[start]

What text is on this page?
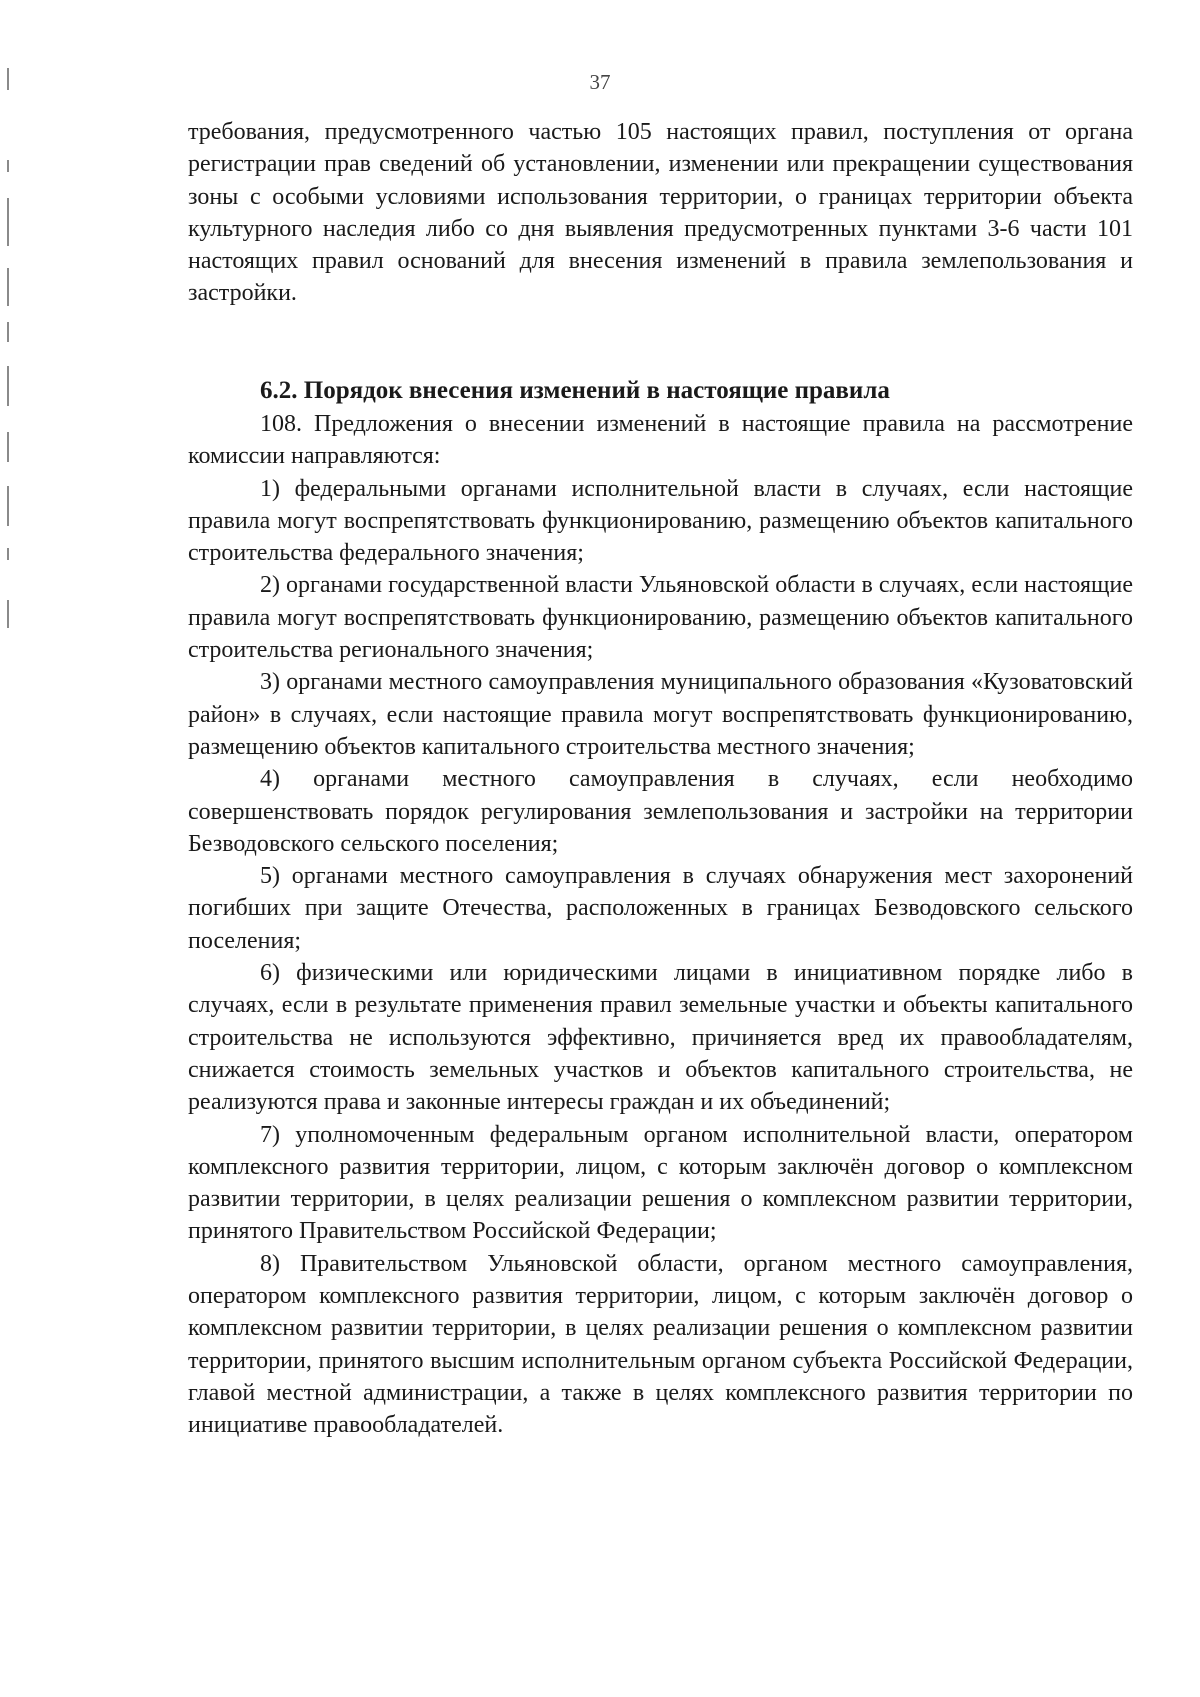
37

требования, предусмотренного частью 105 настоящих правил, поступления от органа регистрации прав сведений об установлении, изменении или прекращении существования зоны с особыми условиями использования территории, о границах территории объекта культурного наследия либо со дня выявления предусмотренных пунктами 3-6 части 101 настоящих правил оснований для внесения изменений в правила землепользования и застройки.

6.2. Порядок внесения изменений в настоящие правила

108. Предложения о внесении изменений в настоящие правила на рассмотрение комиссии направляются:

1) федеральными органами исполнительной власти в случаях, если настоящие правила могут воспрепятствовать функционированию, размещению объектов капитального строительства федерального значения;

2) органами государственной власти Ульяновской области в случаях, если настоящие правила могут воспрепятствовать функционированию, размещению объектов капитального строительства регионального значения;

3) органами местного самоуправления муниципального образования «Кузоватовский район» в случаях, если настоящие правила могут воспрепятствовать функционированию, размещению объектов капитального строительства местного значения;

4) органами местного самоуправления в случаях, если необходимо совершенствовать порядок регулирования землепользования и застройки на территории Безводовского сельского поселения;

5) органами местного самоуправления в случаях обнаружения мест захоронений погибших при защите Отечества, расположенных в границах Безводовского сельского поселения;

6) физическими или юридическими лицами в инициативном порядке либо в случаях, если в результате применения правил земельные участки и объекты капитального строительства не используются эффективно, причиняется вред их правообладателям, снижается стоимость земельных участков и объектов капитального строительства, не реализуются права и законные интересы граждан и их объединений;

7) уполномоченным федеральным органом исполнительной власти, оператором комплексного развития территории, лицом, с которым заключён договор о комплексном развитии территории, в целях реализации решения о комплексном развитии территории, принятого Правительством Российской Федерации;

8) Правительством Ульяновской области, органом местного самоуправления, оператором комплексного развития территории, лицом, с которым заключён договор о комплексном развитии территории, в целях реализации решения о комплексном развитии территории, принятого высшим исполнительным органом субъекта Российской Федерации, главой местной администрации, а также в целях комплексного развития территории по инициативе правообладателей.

[end]

Repeat the data above exactly, but not the pictures.

» FINAL RESULT:
What text is on this page?
37

требования, предусмотренного частью 105 настоящих правил, поступления от органа регистрации прав сведений об установлении, изменении или прекращении существования зоны с особыми условиями использования территории, о границах территории объекта культурного наследия либо со дня выявления предусмотренных пунктами 3-6 части 101 настоящих правил оснований для внесения изменений в правила землепользования и застройки.

6.2. Порядок внесения изменений в настоящие правила

108. Предложения о внесении изменений в настоящие правила на рассмотрение комиссии направляются:

1) федеральными органами исполнительной власти в случаях, если настоящие правила могут воспрепятствовать функционированию, размещению объектов капитального строительства федерального значения;

2) органами государственной власти Ульяновской области в случаях, если настоящие правила могут воспрепятствовать функционированию, размещению объектов капитального строительства регионального значения;

3) органами местного самоуправления муниципального образования «Кузоватовский район» в случаях, если настоящие правила могут воспрепятствовать функционированию, размещению объектов капитального строительства местного значения;

4) органами местного самоуправления в случаях, если необходимо совершенствовать порядок регулирования землепользования и застройки на территории Безводовского сельского поселения;

5) органами местного самоуправления в случаях обнаружения мест захоронений погибших при защите Отечества, расположенных в границах Безводовского сельского поселения;

6) физическими или юридическими лицами в инициативном порядке либо в случаях, если в результате применения правил земельные участки и объекты капитального строительства не используются эффективно, причиняется вред их правообладателям, снижается стоимость земельных участков и объектов капитального строительства, не реализуются права и законные интересы граждан и их объединений;

7) уполномоченным федеральным органом исполнительной власти, оператором комплексного развития территории, лицом, с которым заключён договор о комплексном развитии территории, в целях реализации решения о комплексном развитии территории, принятого Правительством Российской Федерации;

8) Правительством Ульяновской области, органом местного самоуправления, оператором комплексного развития территории, лицом, с которым заключён договор о комплексном развитии территории, в целях реализации решения о комплексном развитии территории, принятого высшим исполнительным органом субъекта Российской Федерации, главой местной администрации, а также в целях комплексного развития территории по инициативе правообладателей.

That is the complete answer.